**TASK INPUTS:**
::::

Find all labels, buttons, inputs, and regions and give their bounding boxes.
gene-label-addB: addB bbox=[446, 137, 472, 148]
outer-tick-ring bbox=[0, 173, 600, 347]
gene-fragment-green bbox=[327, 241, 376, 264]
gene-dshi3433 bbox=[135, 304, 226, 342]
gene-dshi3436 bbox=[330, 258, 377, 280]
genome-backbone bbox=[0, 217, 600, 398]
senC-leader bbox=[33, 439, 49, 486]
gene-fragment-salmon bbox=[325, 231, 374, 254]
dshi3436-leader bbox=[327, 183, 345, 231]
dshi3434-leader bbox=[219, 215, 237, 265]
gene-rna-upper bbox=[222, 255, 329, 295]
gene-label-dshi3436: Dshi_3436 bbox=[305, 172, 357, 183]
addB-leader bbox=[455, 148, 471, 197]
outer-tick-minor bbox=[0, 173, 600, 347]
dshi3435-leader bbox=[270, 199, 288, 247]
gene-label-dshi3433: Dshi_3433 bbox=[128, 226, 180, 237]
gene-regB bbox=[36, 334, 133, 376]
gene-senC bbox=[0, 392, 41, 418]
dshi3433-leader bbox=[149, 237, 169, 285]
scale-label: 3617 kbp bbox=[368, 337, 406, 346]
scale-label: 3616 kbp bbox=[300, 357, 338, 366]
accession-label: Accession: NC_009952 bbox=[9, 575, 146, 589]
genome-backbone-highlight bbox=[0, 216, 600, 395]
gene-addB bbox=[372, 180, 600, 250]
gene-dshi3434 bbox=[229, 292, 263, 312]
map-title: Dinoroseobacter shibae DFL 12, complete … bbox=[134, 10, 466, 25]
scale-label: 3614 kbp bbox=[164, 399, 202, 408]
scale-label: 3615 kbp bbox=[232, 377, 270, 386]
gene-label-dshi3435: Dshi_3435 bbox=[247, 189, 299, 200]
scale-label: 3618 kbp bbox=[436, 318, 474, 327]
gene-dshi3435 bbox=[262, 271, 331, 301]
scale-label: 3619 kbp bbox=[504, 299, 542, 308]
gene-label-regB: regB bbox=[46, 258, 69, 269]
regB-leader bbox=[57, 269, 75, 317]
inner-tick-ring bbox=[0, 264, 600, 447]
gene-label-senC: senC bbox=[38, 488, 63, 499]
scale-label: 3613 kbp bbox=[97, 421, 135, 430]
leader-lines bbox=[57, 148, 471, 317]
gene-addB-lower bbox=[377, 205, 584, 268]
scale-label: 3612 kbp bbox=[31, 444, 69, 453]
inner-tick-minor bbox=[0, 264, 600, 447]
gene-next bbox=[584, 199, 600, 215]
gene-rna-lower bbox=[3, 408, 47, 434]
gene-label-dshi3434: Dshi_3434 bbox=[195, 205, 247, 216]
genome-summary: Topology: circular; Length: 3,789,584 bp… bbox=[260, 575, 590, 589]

::::

**EXERCISE INSTRUCTIONS:**
Having read the entries above, set each one down again exactly.

**REPLY:**
Find all labels, buttons, inputs, and regions and give their bounding boxes.
gene-label-addB: addB bbox=[446, 137, 472, 148]
outer-tick-ring bbox=[0, 173, 600, 347]
gene-fragment-green bbox=[327, 241, 376, 264]
gene-dshi3433 bbox=[135, 304, 226, 342]
gene-dshi3436 bbox=[330, 258, 377, 280]
genome-backbone bbox=[0, 217, 600, 398]
senC-leader bbox=[33, 439, 49, 486]
gene-fragment-salmon bbox=[325, 231, 374, 254]
dshi3436-leader bbox=[327, 183, 345, 231]
dshi3434-leader bbox=[219, 215, 237, 265]
gene-rna-upper bbox=[222, 255, 329, 295]
gene-label-dshi3436: Dshi_3436 bbox=[305, 172, 357, 183]
addB-leader bbox=[455, 148, 471, 197]
outer-tick-minor bbox=[0, 173, 600, 347]
dshi3435-leader bbox=[270, 199, 288, 247]
gene-label-dshi3433: Dshi_3433 bbox=[128, 226, 180, 237]
gene-regB bbox=[36, 334, 133, 376]
gene-senC bbox=[0, 392, 41, 418]
dshi3433-leader bbox=[149, 237, 169, 285]
scale-label: 3617 kbp bbox=[368, 337, 406, 346]
scale-label: 3616 kbp bbox=[300, 357, 338, 366]
accession-label: Accession: NC_009952 bbox=[9, 575, 146, 589]
genome-backbone-highlight bbox=[0, 216, 600, 395]
gene-addB bbox=[372, 180, 600, 250]
gene-dshi3434 bbox=[229, 292, 263, 312]
map-title: Dinoroseobacter shibae DFL 12, complete … bbox=[134, 10, 466, 25]
scale-label: 3614 kbp bbox=[164, 399, 202, 408]
scale-label: 3615 kbp bbox=[232, 377, 270, 386]
gene-label-dshi3435: Dshi_3435 bbox=[247, 189, 299, 200]
scale-label: 3618 kbp bbox=[436, 318, 474, 327]
gene-dshi3435 bbox=[262, 271, 331, 301]
scale-label: 3619 kbp bbox=[504, 299, 542, 308]
gene-label-regB: regB bbox=[46, 258, 69, 269]
regB-leader bbox=[57, 269, 75, 317]
inner-tick-ring bbox=[0, 264, 600, 447]
gene-label-senC: senC bbox=[38, 488, 63, 499]
scale-label: 3613 kbp bbox=[97, 421, 135, 430]
leader-lines bbox=[57, 148, 471, 317]
gene-addB-lower bbox=[377, 205, 584, 268]
scale-label: 3612 kbp bbox=[31, 444, 69, 453]
inner-tick-minor bbox=[0, 264, 600, 447]
gene-next bbox=[584, 199, 600, 215]
gene-rna-lower bbox=[3, 408, 47, 434]
gene-label-dshi3434: Dshi_3434 bbox=[195, 205, 247, 216]
genome-summary: Topology: circular; Length: 3,789,584 bp… bbox=[260, 575, 590, 589]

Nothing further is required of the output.